══ Texto seleccionado ══
Buenos días compañeros, he empezado un nuevo trabajo de anualidades, es una construcción de un comedero de pájaros, subo dos fotos de un inicio de la idea y del trabajo, tal como vaya avanzando subiré más fotos.



Un saludo, Francisco.

----------


## perdiguera

Pues va a ser un buen sitio para los pájaros estar cerca de tu casa, con habitación y restaurante. Jejeje...

----------


## NoRegistrado

> Buenos días compañeros, he empezado un nuevo trabajo de anualidades, es una construcción de un comedero de pájaros, subo dos fotos de un inicio de la idea y del trabajo, tal como vaya avanzando subiré más fotos.
> 
> 
> 
> Un saludo, Francisco.


Hola Francisco.

Yo tengo algunos comederos iguales a éste, pero más largos.



La tapa y la base son metálicas.

¿Tú que opinas?
 Yo ni idea, los pongo porque lo he visto en un vivero, pero sin ningún criterio.

Saludos. Miguel.

----------


## NoRegistrado

Una ficha con consejos para la alimentación de aves silvestres en el jardín.

http://www.seo.org/wp-content/upload...7-ALIMENTO.pdf

Saludos. Miguel.

----------


## frfmfrfm

Muy buenas Miguel, yo lo que te puedo decir  es todo lo que vaya para cuidar la naturaleza debe de estar bien.
La idea me surgió al ver los palet de transporte de materiales como cementos, ladrillos, etc, todo el mundo le sobra y nadie sabe lo que hacer, patadas para un lado y otro pensé en hacer algo para darle utilidad y como solo pienso en verde no en la cerveza sino en la naturaleza aunque una cervecita no está nada mal je,je, pensé en esto.
Tengo que decir que lo mismo que muchas personas hacen maquetas en invierno a mi realizar este tipo de construcciones me relaja y me siento activo.
Lo que si te digo que se me están acabando las ideas aunque siempre puedo usar las tablas para las barbacoa cosa que me niego por el momento.
Gracias por el enlace también.
═══
══ Extracto de datos ══
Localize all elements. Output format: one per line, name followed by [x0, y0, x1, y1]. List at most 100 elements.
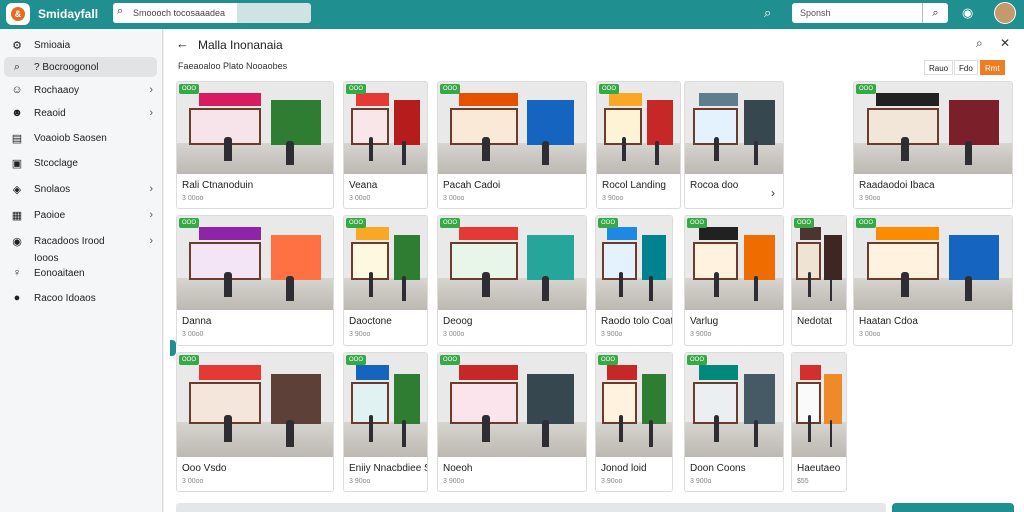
store-thumbnail[interactable]: OOO — [177, 353, 333, 457]
store-card[interactable]: OOO Nedotat — [791, 215, 847, 346]
store-thumbnail[interactable] — [792, 353, 846, 457]
store-thumbnail[interactable]: OOO — [438, 216, 586, 310]
shopper — [482, 415, 490, 443]
sidebar-item[interactable]: ▣ Stcoclage — [4, 153, 157, 173]
app-logo[interactable]: & — [6, 3, 30, 25]
floor — [438, 278, 586, 310]
store-card[interactable]: OOO Danna 3 00o0 — [176, 215, 334, 346]
secondary-search-input[interactable]: Sponsh — [800, 8, 831, 18]
shopper — [223, 272, 232, 297]
sidebar-item[interactable]: ☻ Reaoid › — [4, 103, 157, 123]
store-thumbnail[interactable]: OOO — [685, 216, 783, 310]
store-name: Deoog — [443, 316, 473, 327]
store-name: Veana — [349, 180, 378, 191]
neighbor-store — [641, 234, 666, 280]
sidebar-item[interactable]: ⌕ ? Bocroogonol — [4, 57, 157, 77]
document-icon: ▤ — [11, 132, 23, 145]
store-card[interactable]: OOO Varlug 3 900o — [684, 215, 784, 346]
store-thumbnail[interactable] — [685, 82, 783, 174]
store-thumbnail[interactable]: OOO — [596, 216, 672, 310]
global-search-input[interactable]: Smoooch tocosaaadea — [133, 8, 225, 18]
person-icon: ♀ — [12, 267, 22, 279]
store-card[interactable]: Rocoa doo › — [684, 81, 784, 209]
neighbor-store — [393, 100, 421, 145]
globe-icon[interactable]: ◉ — [962, 5, 973, 21]
status-badge: OOO — [440, 355, 461, 365]
people-icon: ☺ — [11, 84, 23, 96]
sidebar-item[interactable]: ☺ Rochaaoy › — [4, 80, 157, 100]
store-card[interactable]: OOO Haatan Cdoa 3 00oo — [853, 215, 1013, 346]
neighbor-store — [948, 234, 1000, 280]
search-icon[interactable]: ⌕ — [764, 5, 771, 21]
store-card[interactable]: OOO Ooo Vsdo 3 00oo — [176, 352, 334, 492]
filter-pill[interactable]: Rauo — [924, 60, 954, 75]
store-price: 3 900o — [601, 331, 623, 338]
store-card[interactable]: OOO Raodo tolo Coat 3 900o — [595, 215, 673, 346]
sidebar-item-label: Racadoos Irood — [34, 235, 105, 247]
store-sign — [698, 227, 738, 241]
store-sign — [799, 227, 822, 241]
chevron-right-icon: › — [149, 209, 153, 221]
store-price: 3 90oo — [349, 478, 371, 485]
store-card[interactable]: OOO Raadaodoi Ibaca 3 90oo — [853, 81, 1013, 209]
store-thumbnail[interactable]: OOO — [792, 216, 846, 310]
logo-icon: & — [11, 7, 25, 21]
store-card[interactable]: OOO Veana 3 00o0 — [343, 81, 428, 209]
store-card[interactable]: OOO Noeoh 3 900o — [437, 352, 587, 492]
user-avatar[interactable] — [994, 2, 1016, 24]
store-thumbnail[interactable]: OOO — [177, 82, 333, 174]
shopper — [808, 272, 811, 297]
store-card[interactable]: Haeutaeo $55 — [791, 352, 847, 492]
store-name: Eniiy Nnacbdiee Senninae — [349, 463, 427, 474]
store-thumbnail[interactable]: OOO — [344, 82, 427, 174]
store-card[interactable]: OOO Rali Ctnanoduin 3 00oo — [176, 81, 334, 209]
store-card[interactable]: OOO Rocol Landing 3 90oo — [596, 81, 681, 209]
sidebar-item[interactable]: ▤ Voaoiob Saosen — [4, 128, 157, 148]
secondary-search[interactable]: Sponsh ⌕ — [792, 3, 948, 23]
store-thumbnail[interactable]: OOO — [854, 82, 1012, 174]
store-name: Noeoh — [443, 463, 473, 474]
store-card[interactable]: OOO Jonod loid 3 90oo — [595, 352, 673, 492]
footer-button[interactable] — [892, 503, 1014, 512]
close-icon[interactable]: ✕ — [1000, 36, 1010, 50]
sidebar: ⚙ Smioaia ⌕ ? Bocroogonol ☺ Rochaaoy › ☻ Reaoid ›… — [0, 29, 163, 512]
sidebar-item-label: Reaoid — [34, 107, 66, 119]
sidebar-item[interactable]: ▦ Paoioe › — [4, 205, 157, 225]
shopper — [402, 276, 407, 301]
collapse-handle[interactable] — [170, 340, 176, 356]
sidebar-item[interactable]: ● Racoo Idoaos — [4, 288, 157, 308]
chevron-right-icon[interactable]: › — [771, 186, 775, 200]
store-card[interactable]: OOO Eniiy Nnacbdiee Senninae 3 90oo — [343, 352, 428, 492]
store-thumbnail[interactable]: OOO — [344, 216, 427, 310]
store-card[interactable]: OOO Doon Coons 3 900o — [684, 352, 784, 492]
global-search[interactable]: ⌕ Smoooch tocosaaadea — [113, 3, 311, 23]
search-icon: ⌕ — [117, 5, 124, 17]
filter-pill-active[interactable]: Rmt — [980, 60, 1005, 75]
store-thumbnail[interactable]: OOO — [596, 353, 672, 457]
sidebar-item[interactable]: ♀ Eonoaitaen — [4, 263, 157, 283]
back-arrow-icon[interactable]: ← — [176, 36, 189, 51]
store-card[interactable]: OOO Pacah Cadoi 3 00oo — [437, 81, 587, 209]
store-price: 3 000o — [443, 331, 465, 338]
store-sign — [799, 365, 822, 381]
neighbor-store — [270, 373, 321, 424]
search-icon[interactable]: ⌕ — [976, 36, 983, 51]
sidebar-item[interactable]: ⚙ Smioaia — [4, 35, 157, 55]
store-thumbnail[interactable]: OOO — [685, 353, 783, 457]
neighbor-store — [526, 373, 575, 424]
store-thumbnail[interactable]: OOO — [438, 82, 586, 174]
store-thumbnail[interactable]: OOO — [597, 82, 680, 174]
store-thumbnail[interactable]: OOO — [344, 353, 427, 457]
store-thumbnail[interactable]: OOO — [177, 216, 333, 310]
status-badge: OOO — [599, 84, 620, 94]
search-submit-button[interactable]: ⌕ — [922, 3, 948, 23]
filter-pill[interactable]: Fdo — [954, 60, 978, 75]
store-thumbnail[interactable]: OOO — [438, 353, 586, 457]
status-badge: OOO — [179, 355, 200, 365]
shopper — [808, 415, 811, 443]
store-thumbnail[interactable]: OOO — [854, 216, 1012, 310]
sidebar-item[interactable]: ◈ Snolaos › — [4, 179, 157, 199]
store-card[interactable]: OOO Deoog 3 000o — [437, 215, 587, 346]
store-sign — [198, 365, 262, 381]
store-card[interactable]: OOO Daoctone 3 90oo — [343, 215, 428, 346]
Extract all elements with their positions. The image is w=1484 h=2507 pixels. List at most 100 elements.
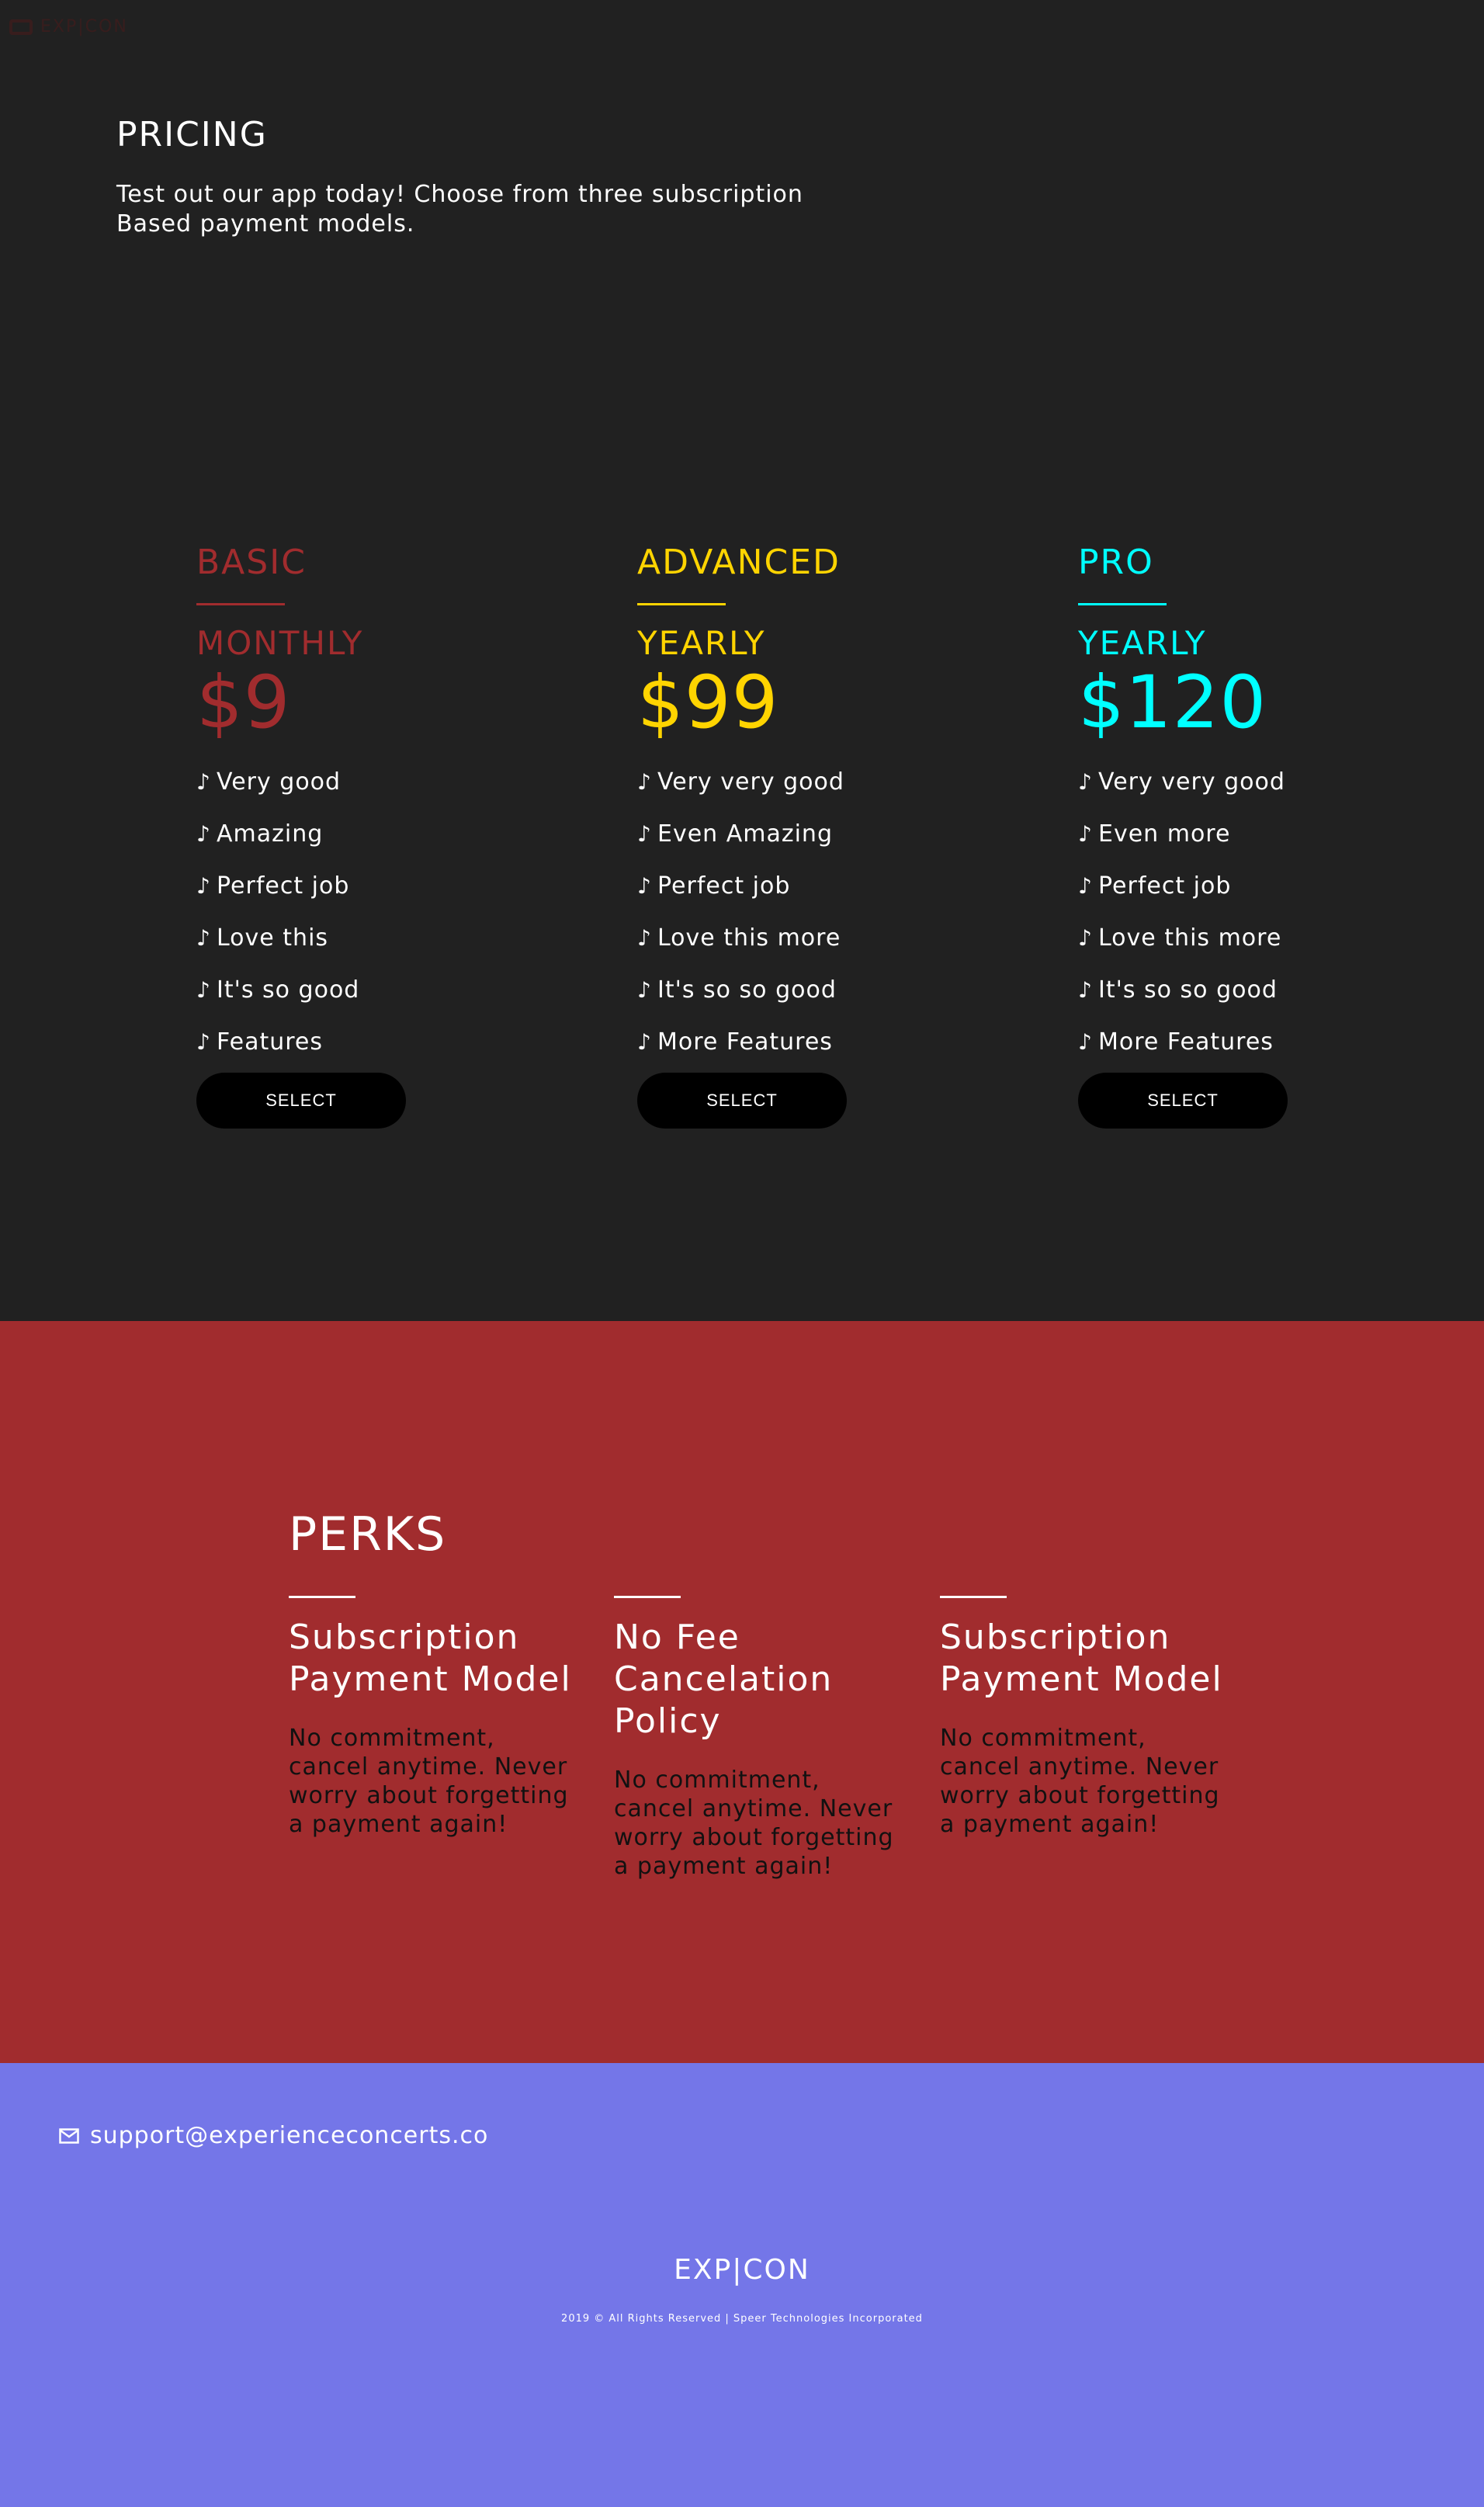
nav-logo-text[interactable]: EXP|CON <box>40 17 128 36</box>
copyright-text: 2019 © All Rights Reserved | Speer Techn… <box>561 2313 923 2325</box>
plan-period: YEARLY <box>637 624 766 662</box>
plan-period: YEARLY <box>1078 624 1207 662</box>
select-button-label: SELECT <box>1147 1091 1219 1110</box>
perk-title: Subscription Payment Model <box>940 1618 1223 1699</box>
perk-divider <box>940 1596 1007 1598</box>
perks-title: PERKS <box>289 1507 447 1562</box>
music-note-icon: ♪ <box>1078 977 1093 1003</box>
perk-title: No Fee Cancelation Policy <box>614 1618 834 1741</box>
music-note-icon: ♪ <box>637 925 652 951</box>
plan-price: $120 <box>1078 661 1267 745</box>
music-note-icon: ♪ <box>1078 821 1093 847</box>
feature-label: Love this <box>217 924 329 952</box>
feature-item: ♪ Love this more <box>1078 912 1435 964</box>
feature-item: ♪ It's so so good <box>1078 964 1435 1016</box>
select-button-label: SELECT <box>265 1091 337 1110</box>
feature-label: Even more <box>1098 820 1231 848</box>
top-nav: EXP|CON <box>9 17 128 36</box>
music-note-icon: ♪ <box>196 925 211 951</box>
feature-label: Love this more <box>1098 924 1282 952</box>
feature-label: Perfect job <box>1098 872 1232 900</box>
pricing-section: EXP|CON PRICING Test out our app today! … <box>0 0 1484 1321</box>
feature-item: ♪ Amazing <box>196 808 553 860</box>
feature-list: ♪ Very very good ♪ Even Amazing ♪ Perfect j… <box>637 756 994 1068</box>
music-note-icon: ♪ <box>637 873 652 899</box>
mail-icon <box>59 2127 79 2144</box>
feature-item: ♪ Very very good <box>637 756 994 808</box>
music-note-icon: ♪ <box>637 821 652 847</box>
feature-item: ♪ It's so good <box>196 964 553 1016</box>
footer: support@experienceconcerts.co EXP|CON 20… <box>0 2063 1484 2507</box>
plan-price: $99 <box>637 661 779 745</box>
feature-item: ♪ Love this <box>196 912 553 964</box>
music-note-icon: ♪ <box>1078 873 1093 899</box>
perk-description: No commitment, cancel anytime. Never wor… <box>614 1767 894 1880</box>
feature-label: Features <box>217 1028 323 1056</box>
feature-item: ♪ Even more <box>1078 808 1435 860</box>
feature-label: More Features <box>1098 1028 1274 1056</box>
feature-item: ♪ Very good <box>196 756 553 808</box>
contact-email[interactable]: support@experienceconcerts.co <box>90 2122 488 2149</box>
music-note-icon: ♪ <box>1078 925 1093 951</box>
plan-card-pro: PRO YEARLY $120 ♪ Very very good ♪ Even mo… <box>1078 539 1435 1129</box>
feature-item: ♪ Even Amazing <box>637 808 994 860</box>
music-note-icon: ♪ <box>1078 1029 1093 1055</box>
feature-item: ♪ Features <box>196 1016 553 1068</box>
pricing-description: Test out our app today! Choose from thre… <box>116 181 803 238</box>
select-advanced-button[interactable]: SELECT <box>637 1073 847 1129</box>
music-note-icon: ♪ <box>637 769 652 795</box>
feature-list: ♪ Very very good ♪ Even more ♪ Perfect job … <box>1078 756 1435 1068</box>
feature-item: ♪ Perfect job <box>196 860 553 912</box>
plan-name: BASIC <box>196 543 307 582</box>
music-note-icon: ♪ <box>1078 769 1093 795</box>
music-note-icon: ♪ <box>196 1029 211 1055</box>
perk-divider <box>289 1596 355 1598</box>
music-note-icon: ♪ <box>637 1029 652 1055</box>
perks-section: PERKS Subscription Payment Model No comm… <box>0 1321 1484 2063</box>
feature-label: Love this more <box>657 924 841 952</box>
perk-card: Subscription Payment Model No commitment… <box>940 1596 1227 1839</box>
feature-item: ♪ More Features <box>1078 1016 1435 1068</box>
feature-label: It's so good <box>217 976 360 1004</box>
perk-card: No Fee Cancelation Policy No commitment,… <box>614 1596 901 1881</box>
feature-label: Very very good <box>1098 768 1285 796</box>
feature-label: Perfect job <box>217 872 350 900</box>
feature-label: Very good <box>217 768 342 796</box>
logo-icon[interactable] <box>9 19 33 35</box>
plan-period: MONTHLY <box>196 624 364 662</box>
feature-label: It's so so good <box>1098 976 1278 1004</box>
feature-item: ♪ It's so so good <box>637 964 994 1016</box>
contact-email-link[interactable]: support@experienceconcerts.co <box>59 2122 488 2149</box>
plan-divider <box>1078 603 1167 605</box>
feature-label: Perfect job <box>657 872 791 900</box>
feature-list: ♪ Very good ♪ Amazing ♪ Perfect job ♪ Love t… <box>196 756 553 1068</box>
select-basic-button[interactable]: SELECT <box>196 1073 406 1129</box>
plan-price: $9 <box>196 661 291 745</box>
perk-description: No commitment, cancel anytime. Never wor… <box>940 1725 1220 1838</box>
plan-card-advanced: ADVANCED YEARLY $99 ♪ Very very good ♪ Eve… <box>637 539 994 1129</box>
feature-label: It's so so good <box>657 976 837 1004</box>
feature-label: Amazing <box>217 820 324 848</box>
pricing-title: PRICING <box>116 115 268 154</box>
plan-divider <box>196 603 285 605</box>
plan-card-basic: BASIC MONTHLY $9 ♪ Very good ♪ Amazing ♪ Pe… <box>196 539 553 1129</box>
select-pro-button[interactable]: SELECT <box>1078 1073 1288 1129</box>
feature-label: More Features <box>657 1028 833 1056</box>
plan-name: ADVANCED <box>637 543 841 582</box>
music-note-icon: ♪ <box>196 873 211 899</box>
feature-item: ♪ More Features <box>637 1016 994 1068</box>
select-button-label: SELECT <box>706 1091 778 1110</box>
feature-item: ♪ Very very good <box>1078 756 1435 808</box>
music-note-icon: ♪ <box>196 977 211 1003</box>
feature-label: Very very good <box>657 768 844 796</box>
feature-item: ♪ Love this more <box>637 912 994 964</box>
perk-divider <box>614 1596 681 1598</box>
perk-description: No commitment, cancel anytime. Never wor… <box>289 1725 569 1838</box>
feature-item: ♪ Perfect job <box>637 860 994 912</box>
music-note-icon: ♪ <box>196 821 211 847</box>
footer-brand: EXP|CON <box>674 2254 810 2286</box>
perk-title: Subscription Payment Model <box>289 1618 572 1699</box>
plan-name: PRO <box>1078 543 1154 582</box>
perk-card: Subscription Payment Model No commitment… <box>289 1596 576 1839</box>
music-note-icon: ♪ <box>637 977 652 1003</box>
═══
Requisitos de tareas »
a) Reemplaza "jardín" por "patio" y copia del hilo sobre el comedero de pájaros todo lo que va desde "Una ficha con" hasta "de estar bien.".
b) Escribe cómo sigue el hilo sobre el comedero de pájaros después de su última frase.
Las entradas no tienen ningún papel aquí.

Resultados en orden »
a)
Una ficha con consejos para la alimentación de aves silvestres en el patio.

http://www.seo.org/wp-content/upload...7-ALIMENTO.pdf

Saludos. Miguel.

----------


## frfmfrfm

Muy buenas Miguel, yo lo que te puedo decir  es todo lo que vaya para cuidar la naturaleza debe de estar bien.

b)
Un saludo, Francisco.

----------


## NoRegistrado

Yo los palets, se los paso a un vecino que tiene un almacén de sanitarios, los acumula y los vende para reciclaje. Cuando hice la casa se los di a una protectora de perros, que los forraba y los ponía en los cheniles para aislar a los perros de la humedad.
Pero está muy bien que los reutilices en éstas cosas.
Yo ahora, para pasar el rato de cara a la primavera estoy planeando hacer un pequeño humedal para anfibios aprovechando una pequeña vaguada que tengo. Por aquí hay gran riqueza de los mismos pero sufren muchas agresiones por la actividad humana. Hace poco fui a una charla sobre como podíamos ayudarlos y recomendaban hacer éstas pequeñas charquitas para que se reproduzcan y tengan refugio.

Saludos. Miguel.

----------


## frfmfrfm

Es una muy buena idea esto de la charca, seguro que te da muy buenas tarde de observación, yo saco experiencias de todo, como estará mi familia de habituada a mis cosas que hablando la semana pasada mi cuñada dijo algo como que ahí no había nada y mi mujer le contesto que para mi algo habría. Sobre los palet para aislar la humedad del suelo a los perros yo también los he usado pero en estos momentos no tengo perros.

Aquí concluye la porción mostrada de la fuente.